- WHAT THIS TASK INVOLVES: Say how many lines in the data below contain the word "Indirect", and give no other text.

- EXERCISE INPUTS:
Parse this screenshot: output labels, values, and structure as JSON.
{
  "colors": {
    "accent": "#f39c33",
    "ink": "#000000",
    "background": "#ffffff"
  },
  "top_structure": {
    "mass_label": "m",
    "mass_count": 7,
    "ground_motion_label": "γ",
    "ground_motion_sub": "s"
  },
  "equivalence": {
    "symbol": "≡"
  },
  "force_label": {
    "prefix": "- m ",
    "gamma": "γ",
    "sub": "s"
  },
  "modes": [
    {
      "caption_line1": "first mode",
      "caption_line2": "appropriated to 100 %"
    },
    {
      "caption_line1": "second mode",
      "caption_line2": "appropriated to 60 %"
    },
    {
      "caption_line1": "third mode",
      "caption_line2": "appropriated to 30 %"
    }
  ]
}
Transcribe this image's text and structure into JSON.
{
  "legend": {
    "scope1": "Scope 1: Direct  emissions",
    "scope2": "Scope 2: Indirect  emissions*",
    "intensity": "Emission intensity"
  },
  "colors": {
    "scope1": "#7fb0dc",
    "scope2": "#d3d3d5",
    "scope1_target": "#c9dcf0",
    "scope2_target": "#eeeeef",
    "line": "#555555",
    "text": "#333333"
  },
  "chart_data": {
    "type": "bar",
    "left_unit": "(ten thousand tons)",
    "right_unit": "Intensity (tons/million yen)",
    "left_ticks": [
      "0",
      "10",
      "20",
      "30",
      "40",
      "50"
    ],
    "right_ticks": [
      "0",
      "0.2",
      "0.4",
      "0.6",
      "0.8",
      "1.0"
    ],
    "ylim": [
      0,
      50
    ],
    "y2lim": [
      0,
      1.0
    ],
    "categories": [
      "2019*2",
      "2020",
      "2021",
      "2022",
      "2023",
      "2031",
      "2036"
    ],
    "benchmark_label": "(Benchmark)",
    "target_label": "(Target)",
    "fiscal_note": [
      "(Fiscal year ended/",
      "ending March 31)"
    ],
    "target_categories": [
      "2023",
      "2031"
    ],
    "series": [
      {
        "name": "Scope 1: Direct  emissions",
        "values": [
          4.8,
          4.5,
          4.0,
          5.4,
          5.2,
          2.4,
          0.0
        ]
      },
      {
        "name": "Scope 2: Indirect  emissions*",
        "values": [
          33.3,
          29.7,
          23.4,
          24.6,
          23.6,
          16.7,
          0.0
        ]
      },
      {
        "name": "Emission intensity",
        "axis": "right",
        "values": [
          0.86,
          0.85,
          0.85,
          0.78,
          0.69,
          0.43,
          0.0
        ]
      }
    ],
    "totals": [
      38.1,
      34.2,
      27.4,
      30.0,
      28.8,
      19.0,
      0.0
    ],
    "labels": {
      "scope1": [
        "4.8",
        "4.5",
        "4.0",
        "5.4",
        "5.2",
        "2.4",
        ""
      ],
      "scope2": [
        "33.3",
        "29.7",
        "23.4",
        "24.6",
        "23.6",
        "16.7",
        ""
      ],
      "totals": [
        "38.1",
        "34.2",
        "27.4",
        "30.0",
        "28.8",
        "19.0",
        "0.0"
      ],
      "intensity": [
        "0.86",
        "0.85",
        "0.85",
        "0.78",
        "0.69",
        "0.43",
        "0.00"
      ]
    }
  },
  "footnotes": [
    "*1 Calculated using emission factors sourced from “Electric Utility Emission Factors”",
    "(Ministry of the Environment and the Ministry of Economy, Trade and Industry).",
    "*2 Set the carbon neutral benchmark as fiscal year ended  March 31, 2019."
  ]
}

- SOLUTION TO THE EXERCISE: 2